Task objective -
Pictures stay out of your copy, but everything else in the records below must be repeated exactly.

Records from a data source
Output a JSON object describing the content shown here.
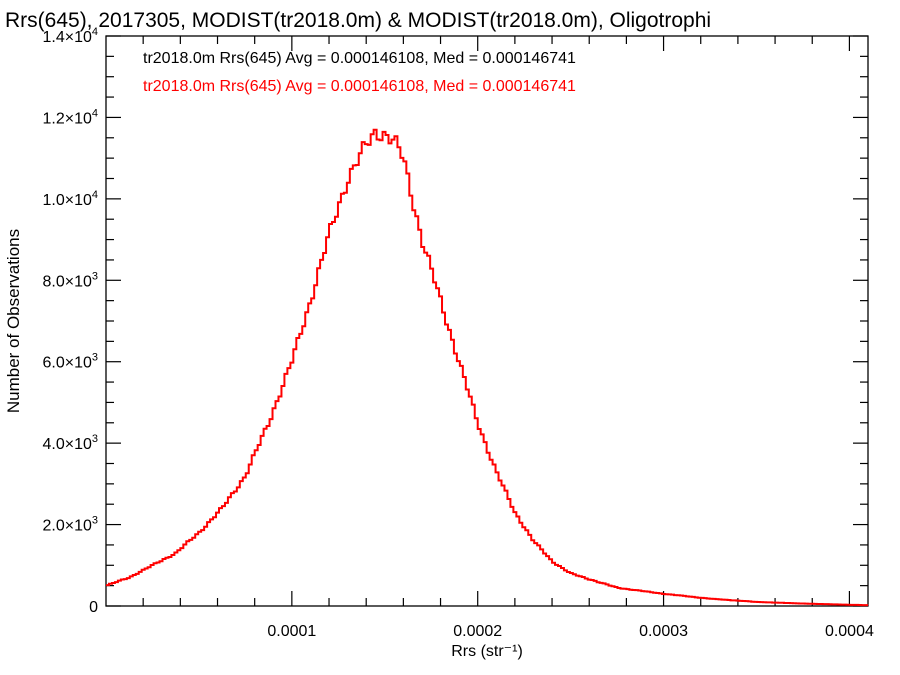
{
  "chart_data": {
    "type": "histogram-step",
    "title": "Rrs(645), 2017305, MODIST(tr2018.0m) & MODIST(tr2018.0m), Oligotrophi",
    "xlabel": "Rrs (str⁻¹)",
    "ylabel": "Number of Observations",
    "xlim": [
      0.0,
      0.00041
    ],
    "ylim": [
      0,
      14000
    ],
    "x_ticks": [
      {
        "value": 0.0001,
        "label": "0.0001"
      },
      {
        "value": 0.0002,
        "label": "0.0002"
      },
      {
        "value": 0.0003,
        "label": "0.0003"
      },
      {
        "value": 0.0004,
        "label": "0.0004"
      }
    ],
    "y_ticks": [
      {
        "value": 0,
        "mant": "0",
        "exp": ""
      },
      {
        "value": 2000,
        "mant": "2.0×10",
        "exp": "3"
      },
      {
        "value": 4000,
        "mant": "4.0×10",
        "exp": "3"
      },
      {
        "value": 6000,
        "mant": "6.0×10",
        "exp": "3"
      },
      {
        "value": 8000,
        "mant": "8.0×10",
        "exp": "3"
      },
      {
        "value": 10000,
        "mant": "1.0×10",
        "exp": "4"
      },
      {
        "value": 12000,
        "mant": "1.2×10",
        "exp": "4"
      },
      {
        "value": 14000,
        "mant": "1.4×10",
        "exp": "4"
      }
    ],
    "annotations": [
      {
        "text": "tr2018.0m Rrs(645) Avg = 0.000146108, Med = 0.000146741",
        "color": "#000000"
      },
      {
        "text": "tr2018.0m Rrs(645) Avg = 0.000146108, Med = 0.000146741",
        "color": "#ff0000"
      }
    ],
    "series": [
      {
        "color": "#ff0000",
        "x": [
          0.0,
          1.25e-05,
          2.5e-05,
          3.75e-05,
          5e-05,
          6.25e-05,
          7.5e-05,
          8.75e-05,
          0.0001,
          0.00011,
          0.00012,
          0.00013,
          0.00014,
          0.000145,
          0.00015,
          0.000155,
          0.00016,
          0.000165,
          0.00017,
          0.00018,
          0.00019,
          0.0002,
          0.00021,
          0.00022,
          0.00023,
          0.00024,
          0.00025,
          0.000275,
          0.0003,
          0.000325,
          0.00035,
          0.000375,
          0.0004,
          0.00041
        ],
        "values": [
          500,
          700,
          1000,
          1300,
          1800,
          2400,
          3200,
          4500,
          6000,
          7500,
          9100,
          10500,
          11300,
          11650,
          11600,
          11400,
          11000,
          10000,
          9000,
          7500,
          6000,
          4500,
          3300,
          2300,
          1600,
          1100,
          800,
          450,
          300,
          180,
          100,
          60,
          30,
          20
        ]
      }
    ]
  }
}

Exercise output -
Output a JSON object describing the content shown here.
{
  "chart_data": {
    "type": "histogram-step",
    "title": "Rrs(645), 2017305, MODIST(tr2018.0m) & MODIST(tr2018.0m), Oligotrophi",
    "xlabel": "Rrs (str⁻¹)",
    "ylabel": "Number of Observations",
    "xlim": [
      0.0,
      0.00041
    ],
    "ylim": [
      0,
      14000
    ],
    "x_ticks": [
      {
        "value": 0.0001,
        "label": "0.0001"
      },
      {
        "value": 0.0002,
        "label": "0.0002"
      },
      {
        "value": 0.0003,
        "label": "0.0003"
      },
      {
        "value": 0.0004,
        "label": "0.0004"
      }
    ],
    "y_ticks": [
      {
        "value": 0,
        "mant": "0",
        "exp": ""
      },
      {
        "value": 2000,
        "mant": "2.0×10",
        "exp": "3"
      },
      {
        "value": 4000,
        "mant": "4.0×10",
        "exp": "3"
      },
      {
        "value": 6000,
        "mant": "6.0×10",
        "exp": "3"
      },
      {
        "value": 8000,
        "mant": "8.0×10",
        "exp": "3"
      },
      {
        "value": 10000,
        "mant": "1.0×10",
        "exp": "4"
      },
      {
        "value": 12000,
        "mant": "1.2×10",
        "exp": "4"
      },
      {
        "value": 14000,
        "mant": "1.4×10",
        "exp": "4"
      }
    ],
    "annotations": [
      {
        "text": "tr2018.0m Rrs(645) Avg = 0.000146108, Med = 0.000146741",
        "color": "#000000"
      },
      {
        "text": "tr2018.0m Rrs(645) Avg = 0.000146108, Med = 0.000146741",
        "color": "#ff0000"
      }
    ],
    "series": [
      {
        "color": "#ff0000",
        "x": [
          0.0,
          1.25e-05,
          2.5e-05,
          3.75e-05,
          5e-05,
          6.25e-05,
          7.5e-05,
          8.75e-05,
          0.0001,
          0.00011,
          0.00012,
          0.00013,
          0.00014,
          0.000145,
          0.00015,
          0.000155,
          0.00016,
          0.000165,
          0.00017,
          0.00018,
          0.00019,
          0.0002,
          0.00021,
          0.00022,
          0.00023,
          0.00024,
          0.00025,
          0.000275,
          0.0003,
          0.000325,
          0.00035,
          0.000375,
          0.0004,
          0.00041
        ],
        "values": [
          500,
          700,
          1000,
          1300,
          1800,
          2400,
          3200,
          4500,
          6000,
          7500,
          9100,
          10500,
          11300,
          11650,
          11600,
          11400,
          11000,
          10000,
          9000,
          7500,
          6000,
          4500,
          3300,
          2300,
          1600,
          1100,
          800,
          450,
          300,
          180,
          100,
          60,
          30,
          20
        ]
      }
    ]
  }
}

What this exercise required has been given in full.